- [What to produce]: Can you reproduce the data beneath, keeping every line exact?

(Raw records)
════════════════
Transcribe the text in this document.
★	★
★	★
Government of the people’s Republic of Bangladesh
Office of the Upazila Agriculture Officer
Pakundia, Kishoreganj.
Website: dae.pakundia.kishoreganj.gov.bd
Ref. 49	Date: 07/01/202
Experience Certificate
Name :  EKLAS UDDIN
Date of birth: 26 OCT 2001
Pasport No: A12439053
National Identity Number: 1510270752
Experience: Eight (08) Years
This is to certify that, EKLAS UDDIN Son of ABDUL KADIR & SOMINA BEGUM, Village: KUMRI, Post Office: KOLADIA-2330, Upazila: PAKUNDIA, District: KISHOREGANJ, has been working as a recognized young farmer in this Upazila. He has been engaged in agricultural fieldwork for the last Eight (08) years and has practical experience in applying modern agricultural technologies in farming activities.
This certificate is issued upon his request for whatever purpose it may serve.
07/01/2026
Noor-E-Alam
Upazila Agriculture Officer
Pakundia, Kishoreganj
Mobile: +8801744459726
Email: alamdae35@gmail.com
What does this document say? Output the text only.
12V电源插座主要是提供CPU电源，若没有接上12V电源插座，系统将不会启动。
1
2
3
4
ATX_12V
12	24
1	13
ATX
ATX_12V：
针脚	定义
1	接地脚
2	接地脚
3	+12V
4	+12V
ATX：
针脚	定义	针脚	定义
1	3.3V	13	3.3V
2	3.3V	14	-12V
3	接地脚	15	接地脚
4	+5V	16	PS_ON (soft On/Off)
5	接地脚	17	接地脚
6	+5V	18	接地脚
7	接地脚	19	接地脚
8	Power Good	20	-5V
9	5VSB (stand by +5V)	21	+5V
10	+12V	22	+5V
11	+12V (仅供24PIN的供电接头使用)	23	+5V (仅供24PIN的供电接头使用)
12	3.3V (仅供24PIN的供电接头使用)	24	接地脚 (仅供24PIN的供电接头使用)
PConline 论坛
════════════════
- [The response]:
Transcribe the text in this document.
★	★
★	★
Government of the people’s Republic of Bangladesh
Office of the Upazila Agriculture Officer
Pakundia, Kishoreganj.
Website: dae.pakundia.kishoreganj.gov.bd
Ref. 49	Date: 07/01/202
Experience Certificate
Name :  EKLAS UDDIN
Date of birth: 26 OCT 2001
Pasport No: A12439053
National Identity Number: 1510270752
Experience: Eight (08) Years
This is to certify that, EKLAS UDDIN Son of ABDUL KADIR & SOMINA BEGUM, Village: KUMRI, Post Office: KOLADIA-2330, Upazila: PAKUNDIA, District: KISHOREGANJ, has been working as a recognized young farmer in this Upazila. He has been engaged in agricultural fieldwork for the last Eight (08) years and has practical experience in applying modern agricultural technologies in farming activities.
This certificate is issued upon his request for whatever purpose it may serve.
07/01/2026
Noor-E-Alam
Upazila Agriculture Officer
Pakundia, Kishoreganj
Mobile: +8801744459726
Email: alamdae35@gmail.com
What does this document say? Output the text only.
12V电源插座主要是提供CPU电源，若没有接上12V电源插座，系统将不会启动。
1
2
3
4
ATX_12V
12	24
1	13
ATX
ATX_12V：
针脚	定义
1	接地脚
2	接地脚
3	+12V
4	+12V
ATX：
针脚	定义	针脚	定义
1	3.3V	13	3.3V
2	3.3V	14	-12V
3	接地脚	15	接地脚
4	+5V	16	PS_ON (soft On/Off)
5	接地脚	17	接地脚
6	+5V	18	接地脚
7	接地脚	19	接地脚
8	Power Good	20	-5V
9	5VSB (stand by +5V)	21	+5V
10	+12V	22	+5V
11	+12V (仅供24PIN的供电接头使用)	23	+5V (仅供24PIN的供电接头使用)
12	3.3V (仅供24PIN的供电接头使用)	24	接地脚 (仅供24PIN的供电接头使用)
PConline 论坛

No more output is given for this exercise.